-- begin EXERCISE INPUTS --

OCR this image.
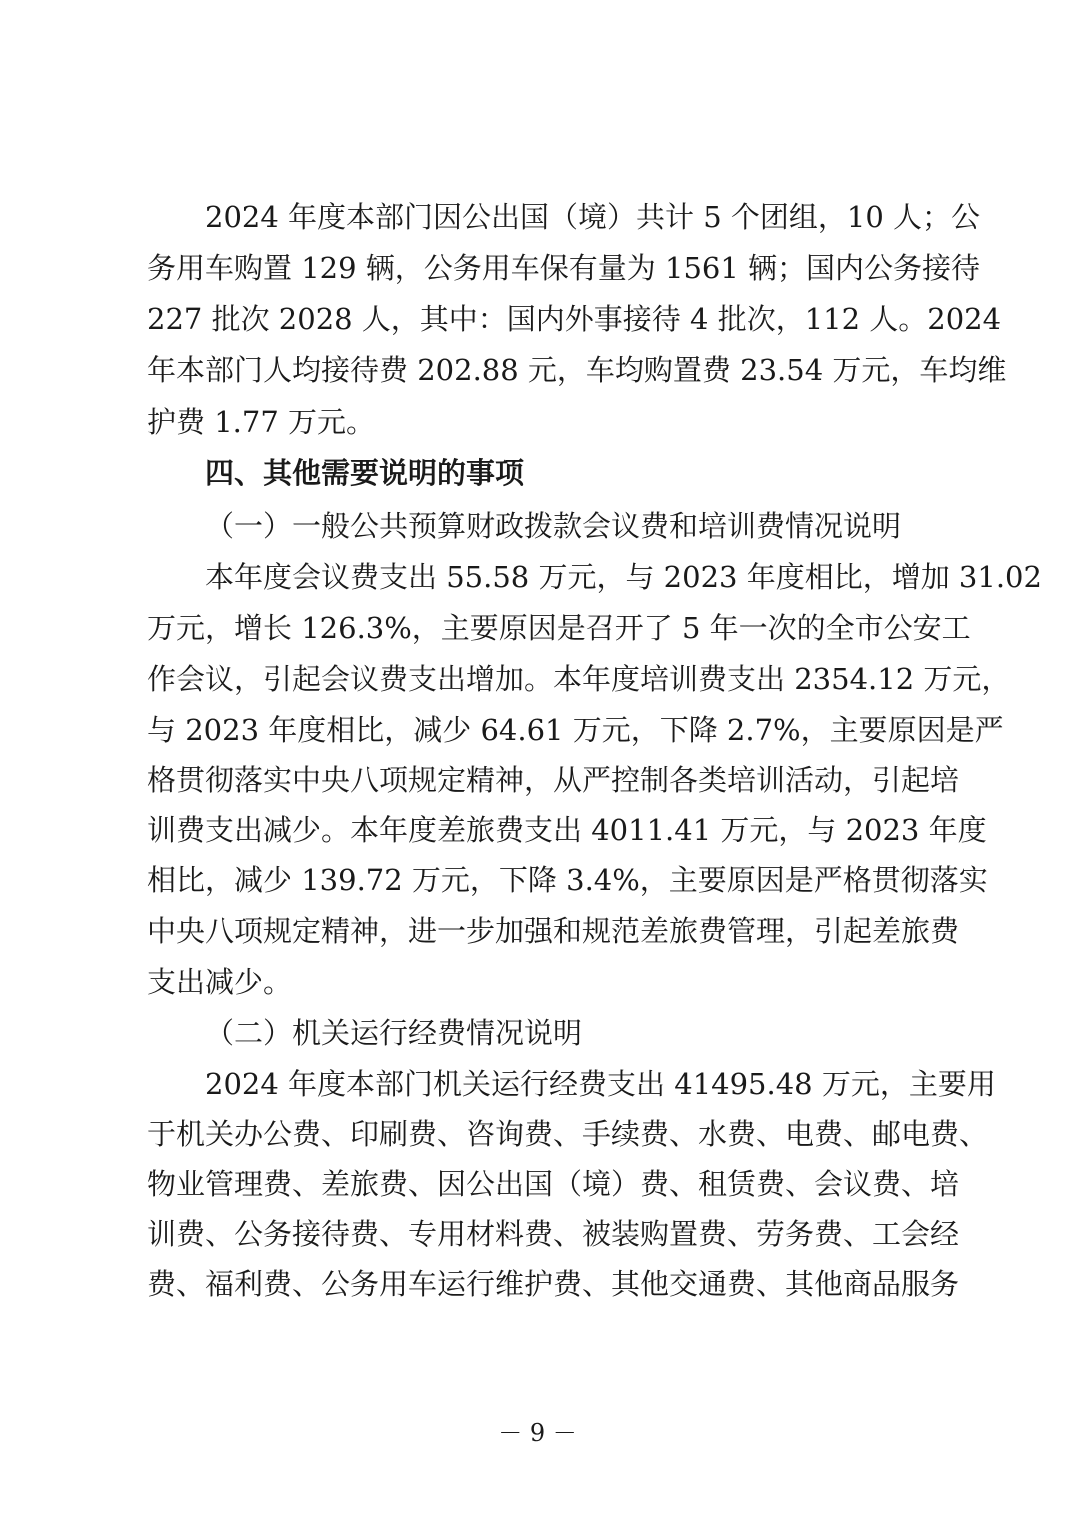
2024 年度本部门因公出国（境）共计 5 个团组，10 人；公
务用车购置 129 辆，公务用车保有量为 1561 辆；国内公务接待
227 批次 2028 人，其中：国内外事接待 4 批次，112 人。2024
年本部门人均接待费 202.88 元，车均购置费 23.54 万元，车均维
护费 1.77 万元。
四、其他需要说明的事项
（一）一般公共预算财政拨款会议费和培训费情况说明
本年度会议费支出 55.58 万元，与 2023 年度相比，增加 31.02
万元，增长 126.3%，主要原因是召开了 5 年一次的全市公安工
作会议，引起会议费支出增加。本年度培训费支出 2354.12 万元，
与 2023 年度相比，减少 64.61 万元，下降 2.7%，主要原因是严
格贯彻落实中央八项规定精神，从严控制各类培训活动，引起培
训费支出减少。本年度差旅费支出 4011.41 万元，与 2023 年度
相比，减少 139.72 万元，下降 3.4%，主要原因是严格贯彻落实
中央八项规定精神，进一步加强和规范差旅费管理，引起差旅费
支出减少。
（二）机关运行经费情况说明
2024 年度本部门机关运行经费支出 41495.48 万元，主要用
于机关办公费、印刷费、咨询费、手续费、水费、电费、邮电费、
物业管理费、差旅费、因公出国（境）费、租赁费、会议费、培
训费、公务接待费、专用材料费、被装购置费、劳务费、工会经
费、福利费、公务用车运行维护费、其他交通费、其他商品服务
－ 9 －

-- end EXERCISE INPUTS --

*TASK DIRECTIONS*. Look through the records and gather each line with the word "年度相比".

*ANSWER TO THE PROBLEM*.
本年度会议费支出 55.58 万元，与 2023 年度相比，增加 31.02
与 2023 年度相比，减少 64.61 万元，下降 2.7%，主要原因是严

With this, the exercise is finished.